▶ _Request_:
Your task is to transcribe the data in full.

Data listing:
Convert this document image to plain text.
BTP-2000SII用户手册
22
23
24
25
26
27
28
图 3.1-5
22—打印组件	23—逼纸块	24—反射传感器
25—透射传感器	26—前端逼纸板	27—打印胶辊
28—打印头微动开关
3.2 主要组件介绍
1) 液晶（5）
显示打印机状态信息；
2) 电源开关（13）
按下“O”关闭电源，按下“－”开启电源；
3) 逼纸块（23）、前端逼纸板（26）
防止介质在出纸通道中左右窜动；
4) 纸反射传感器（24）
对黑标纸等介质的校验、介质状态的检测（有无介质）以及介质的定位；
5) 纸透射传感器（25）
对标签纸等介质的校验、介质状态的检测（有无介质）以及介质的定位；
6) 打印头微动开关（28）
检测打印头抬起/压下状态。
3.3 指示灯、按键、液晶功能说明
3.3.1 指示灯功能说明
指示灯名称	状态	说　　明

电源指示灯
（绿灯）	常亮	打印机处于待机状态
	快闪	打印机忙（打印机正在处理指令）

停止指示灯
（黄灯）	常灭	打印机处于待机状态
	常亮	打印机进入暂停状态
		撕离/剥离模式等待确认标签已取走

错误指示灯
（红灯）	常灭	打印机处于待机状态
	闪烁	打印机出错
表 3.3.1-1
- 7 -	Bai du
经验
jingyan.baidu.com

▶ _Answer_:
Convert this document image to plain text.
BTP-2000SII用户手册
22
23
24
25
26
27
28
图 3.1-5
22—打印组件	23—逼纸块	24—反射传感器
25—透射传感器	26—前端逼纸板	27—打印胶辊
28—打印头微动开关
3.2 主要组件介绍
1) 液晶（5）
显示打印机状态信息；
2) 电源开关（13）
按下“O”关闭电源，按下“－”开启电源；
3) 逼纸块（23）、前端逼纸板（26）
防止介质在出纸通道中左右窜动；
4) 纸反射传感器（24）
对黑标纸等介质的校验、介质状态的检测（有无介质）以及介质的定位；
5) 纸透射传感器（25）
对标签纸等介质的校验、介质状态的检测（有无介质）以及介质的定位；
6) 打印头微动开关（28）
检测打印头抬起/压下状态。
3.3 指示灯、按键、液晶功能说明
3.3.1 指示灯功能说明
指示灯名称	状态	说　　明

电源指示灯
（绿灯）	常亮	打印机处于待机状态
	快闪	打印机忙（打印机正在处理指令）

停止指示灯
（黄灯）	常灭	打印机处于待机状态
	常亮	打印机进入暂停状态
		撕离/剥离模式等待确认标签已取走

错误指示灯
（红灯）	常灭	打印机处于待机状态
	闪烁	打印机出错
表 3.3.1-1
- 7 -	Bai du
经验
jingyan.baidu.com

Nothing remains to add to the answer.